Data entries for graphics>
________________________
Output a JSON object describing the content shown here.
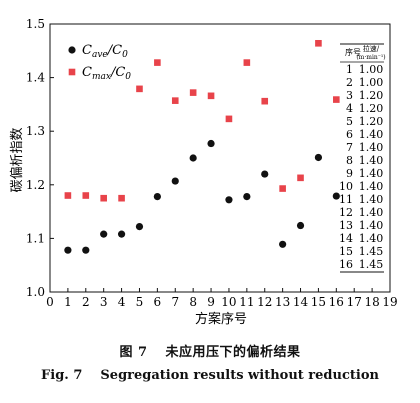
{
  "chart_data": {
    "type": "scatter",
    "xlabel": "方案序号",
    "ylabel": "碳偏析指数",
    "xlim": [
      0,
      19
    ],
    "ylim": [
      1.0,
      1.5
    ],
    "xticks": [
      "0",
      "1",
      "2",
      "3",
      "4",
      "5",
      "6",
      "7",
      "8",
      "9",
      "10",
      "11",
      "12",
      "13",
      "14",
      "15",
      "16",
      "17",
      "18",
      "19"
    ],
    "yticks": [
      "1.0",
      "1.1",
      "1.2",
      "1.3",
      "1.4",
      "1.5"
    ],
    "grid": false,
    "legend_position": "top-left",
    "series": [
      {
        "name": "Cave/C0",
        "label_main": "C",
        "label_sub": "ave",
        "label_tail": "/C",
        "label_tail_sub": "0",
        "marker": "circle",
        "color": "#111111",
        "x": [
          1,
          2,
          3,
          4,
          5,
          6,
          7,
          8,
          9,
          10,
          11,
          12,
          13,
          14,
          15,
          16
        ],
        "values": [
          1.078,
          1.078,
          1.108,
          1.108,
          1.122,
          1.178,
          1.207,
          1.25,
          1.277,
          1.172,
          1.178,
          1.22,
          1.089,
          1.124,
          1.251,
          1.179
        ]
      },
      {
        "name": "Cmax/C0",
        "label_main": "C",
        "label_sub": "max",
        "label_tail": "/C",
        "label_tail_sub": "0",
        "marker": "square",
        "color": "#e8434a",
        "x": [
          1,
          2,
          3,
          4,
          5,
          6,
          7,
          8,
          9,
          10,
          11,
          12,
          13,
          14,
          15,
          16
        ],
        "values": [
          1.18,
          1.18,
          1.175,
          1.175,
          1.379,
          1.428,
          1.357,
          1.372,
          1.366,
          1.323,
          1.428,
          1.356,
          1.193,
          1.213,
          1.464,
          1.359
        ]
      }
    ],
    "inset_table": {
      "header_col1": "序号",
      "header_col2_line1": "拉速/",
      "header_col2_line2": "(m·min⁻¹)",
      "rows": [
        [
          "1",
          "1.00"
        ],
        [
          "2",
          "1.00"
        ],
        [
          "3",
          "1.20"
        ],
        [
          "4",
          "1.20"
        ],
        [
          "5",
          "1.20"
        ],
        [
          "6",
          "1.40"
        ],
        [
          "7",
          "1.40"
        ],
        [
          "8",
          "1.40"
        ],
        [
          "9",
          "1.40"
        ],
        [
          "10",
          "1.40"
        ],
        [
          "11",
          "1.40"
        ],
        [
          "12",
          "1.40"
        ],
        [
          "13",
          "1.40"
        ],
        [
          "14",
          "1.40"
        ],
        [
          "15",
          "1.45"
        ],
        [
          "16",
          "1.45"
        ]
      ]
    }
  },
  "caption": {
    "cn_fig": "图 7",
    "cn_text": "未应用压下的偏析结果",
    "en_fig": "Fig. 7",
    "en_text": "Segregation results without reduction"
  }
}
________________________
Quote each line of the listing exactly, but leave the pictures out.

Output a JSON object describing the content shown here.
{
  "chart_data": {
    "type": "scatter",
    "xlabel": "方案序号",
    "ylabel": "碳偏析指数",
    "xlim": [
      0,
      19
    ],
    "ylim": [
      1.0,
      1.5
    ],
    "xticks": [
      "0",
      "1",
      "2",
      "3",
      "4",
      "5",
      "6",
      "7",
      "8",
      "9",
      "10",
      "11",
      "12",
      "13",
      "14",
      "15",
      "16",
      "17",
      "18",
      "19"
    ],
    "yticks": [
      "1.0",
      "1.1",
      "1.2",
      "1.3",
      "1.4",
      "1.5"
    ],
    "grid": false,
    "legend_position": "top-left",
    "series": [
      {
        "name": "Cave/C0",
        "label_main": "C",
        "label_sub": "ave",
        "label_tail": "/C",
        "label_tail_sub": "0",
        "marker": "circle",
        "color": "#111111",
        "x": [
          1,
          2,
          3,
          4,
          5,
          6,
          7,
          8,
          9,
          10,
          11,
          12,
          13,
          14,
          15,
          16
        ],
        "values": [
          1.078,
          1.078,
          1.108,
          1.108,
          1.122,
          1.178,
          1.207,
          1.25,
          1.277,
          1.172,
          1.178,
          1.22,
          1.089,
          1.124,
          1.251,
          1.179
        ]
      },
      {
        "name": "Cmax/C0",
        "label_main": "C",
        "label_sub": "max",
        "label_tail": "/C",
        "label_tail_sub": "0",
        "marker": "square",
        "color": "#e8434a",
        "x": [
          1,
          2,
          3,
          4,
          5,
          6,
          7,
          8,
          9,
          10,
          11,
          12,
          13,
          14,
          15,
          16
        ],
        "values": [
          1.18,
          1.18,
          1.175,
          1.175,
          1.379,
          1.428,
          1.357,
          1.372,
          1.366,
          1.323,
          1.428,
          1.356,
          1.193,
          1.213,
          1.464,
          1.359
        ]
      }
    ],
    "inset_table": {
      "header_col1": "序号",
      "header_col2_line1": "拉速/",
      "header_col2_line2": "(m·min⁻¹)",
      "rows": [
        [
          "1",
          "1.00"
        ],
        [
          "2",
          "1.00"
        ],
        [
          "3",
          "1.20"
        ],
        [
          "4",
          "1.20"
        ],
        [
          "5",
          "1.20"
        ],
        [
          "6",
          "1.40"
        ],
        [
          "7",
          "1.40"
        ],
        [
          "8",
          "1.40"
        ],
        [
          "9",
          "1.40"
        ],
        [
          "10",
          "1.40"
        ],
        [
          "11",
          "1.40"
        ],
        [
          "12",
          "1.40"
        ],
        [
          "13",
          "1.40"
        ],
        [
          "14",
          "1.40"
        ],
        [
          "15",
          "1.45"
        ],
        [
          "16",
          "1.45"
        ]
      ]
    }
  },
  "caption": {
    "cn_fig": "图 7",
    "cn_text": "未应用压下的偏析结果",
    "en_fig": "Fig. 7",
    "en_text": "Segregation results without reduction"
  }
}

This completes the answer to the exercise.